▸ Data records
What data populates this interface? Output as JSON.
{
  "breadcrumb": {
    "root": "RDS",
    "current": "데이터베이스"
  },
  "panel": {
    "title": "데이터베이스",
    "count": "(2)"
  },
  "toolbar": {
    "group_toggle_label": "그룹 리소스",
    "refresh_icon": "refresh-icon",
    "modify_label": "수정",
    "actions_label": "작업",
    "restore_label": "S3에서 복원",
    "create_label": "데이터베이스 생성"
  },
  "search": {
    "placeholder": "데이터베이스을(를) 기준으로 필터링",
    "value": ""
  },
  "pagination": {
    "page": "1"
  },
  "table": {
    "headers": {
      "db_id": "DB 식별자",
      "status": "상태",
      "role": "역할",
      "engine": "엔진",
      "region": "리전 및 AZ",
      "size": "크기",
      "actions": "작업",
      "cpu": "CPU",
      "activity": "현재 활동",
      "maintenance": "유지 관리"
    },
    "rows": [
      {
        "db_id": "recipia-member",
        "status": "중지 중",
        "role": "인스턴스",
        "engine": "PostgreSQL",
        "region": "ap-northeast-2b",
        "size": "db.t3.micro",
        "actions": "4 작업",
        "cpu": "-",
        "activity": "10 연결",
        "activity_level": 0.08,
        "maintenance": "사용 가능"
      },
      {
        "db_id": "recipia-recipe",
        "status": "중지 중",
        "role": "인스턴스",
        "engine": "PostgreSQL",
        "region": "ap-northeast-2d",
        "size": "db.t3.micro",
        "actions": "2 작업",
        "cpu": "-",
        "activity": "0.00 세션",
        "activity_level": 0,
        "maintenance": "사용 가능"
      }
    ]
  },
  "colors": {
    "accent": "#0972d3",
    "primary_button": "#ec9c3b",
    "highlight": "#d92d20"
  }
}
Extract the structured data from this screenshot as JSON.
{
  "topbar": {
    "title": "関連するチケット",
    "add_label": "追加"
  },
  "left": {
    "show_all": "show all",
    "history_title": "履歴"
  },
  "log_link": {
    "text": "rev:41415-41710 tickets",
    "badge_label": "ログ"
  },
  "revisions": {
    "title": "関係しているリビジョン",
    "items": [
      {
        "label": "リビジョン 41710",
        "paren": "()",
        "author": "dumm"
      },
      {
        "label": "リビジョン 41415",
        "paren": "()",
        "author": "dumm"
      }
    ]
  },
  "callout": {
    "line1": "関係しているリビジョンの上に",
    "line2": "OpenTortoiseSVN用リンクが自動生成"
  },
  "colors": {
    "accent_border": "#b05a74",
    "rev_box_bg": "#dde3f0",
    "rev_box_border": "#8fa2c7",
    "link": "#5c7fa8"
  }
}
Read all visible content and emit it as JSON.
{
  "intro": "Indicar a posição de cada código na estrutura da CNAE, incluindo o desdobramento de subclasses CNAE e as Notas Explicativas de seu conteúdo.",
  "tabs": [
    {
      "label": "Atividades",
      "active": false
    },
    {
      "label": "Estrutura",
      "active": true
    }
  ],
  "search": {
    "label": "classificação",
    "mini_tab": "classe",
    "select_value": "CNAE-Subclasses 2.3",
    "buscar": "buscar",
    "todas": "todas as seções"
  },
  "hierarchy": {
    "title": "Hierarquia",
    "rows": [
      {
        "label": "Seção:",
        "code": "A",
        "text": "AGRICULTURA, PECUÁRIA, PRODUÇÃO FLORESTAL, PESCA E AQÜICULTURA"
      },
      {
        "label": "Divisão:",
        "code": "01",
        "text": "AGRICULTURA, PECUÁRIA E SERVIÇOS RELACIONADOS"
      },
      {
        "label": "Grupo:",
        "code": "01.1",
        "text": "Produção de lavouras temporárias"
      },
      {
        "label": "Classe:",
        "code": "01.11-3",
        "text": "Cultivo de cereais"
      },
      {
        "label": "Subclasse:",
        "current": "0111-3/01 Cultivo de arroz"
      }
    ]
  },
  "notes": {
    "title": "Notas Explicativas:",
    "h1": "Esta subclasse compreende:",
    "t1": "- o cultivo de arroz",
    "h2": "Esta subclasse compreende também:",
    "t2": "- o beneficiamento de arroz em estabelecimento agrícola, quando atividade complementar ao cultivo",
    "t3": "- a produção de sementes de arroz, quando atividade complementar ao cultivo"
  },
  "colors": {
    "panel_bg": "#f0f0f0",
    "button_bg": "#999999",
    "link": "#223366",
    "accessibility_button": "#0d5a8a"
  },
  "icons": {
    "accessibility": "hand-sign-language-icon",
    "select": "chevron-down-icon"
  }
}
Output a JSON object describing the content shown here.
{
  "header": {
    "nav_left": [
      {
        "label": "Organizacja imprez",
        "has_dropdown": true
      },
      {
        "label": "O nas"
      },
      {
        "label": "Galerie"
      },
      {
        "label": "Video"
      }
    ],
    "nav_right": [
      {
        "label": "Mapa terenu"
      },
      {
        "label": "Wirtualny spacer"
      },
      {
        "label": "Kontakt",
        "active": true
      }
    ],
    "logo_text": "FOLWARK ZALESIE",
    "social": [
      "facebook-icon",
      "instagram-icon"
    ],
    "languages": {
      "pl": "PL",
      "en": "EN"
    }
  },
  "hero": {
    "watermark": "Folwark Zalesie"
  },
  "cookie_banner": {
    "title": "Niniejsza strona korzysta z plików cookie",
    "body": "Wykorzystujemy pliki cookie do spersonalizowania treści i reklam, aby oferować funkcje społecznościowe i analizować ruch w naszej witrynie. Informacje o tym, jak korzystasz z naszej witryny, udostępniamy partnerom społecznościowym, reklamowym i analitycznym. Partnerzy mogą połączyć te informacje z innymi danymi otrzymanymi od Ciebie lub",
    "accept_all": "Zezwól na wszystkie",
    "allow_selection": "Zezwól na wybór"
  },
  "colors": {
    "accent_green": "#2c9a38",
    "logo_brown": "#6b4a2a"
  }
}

▸ Objective
Pick out the lines containing the word "arroz" and show them.

▸ Task response
        "current": "0111-3/01 Cultivo de arroz"
    "t1": "- o cultivo de arroz",
    "t2": "- o beneficiamento de arroz em estabelecimento agrícola, quando atividade complementar ao cultivo",
    "t3": "- a produção de sementes de arroz, quando atividade complementar ao cultivo"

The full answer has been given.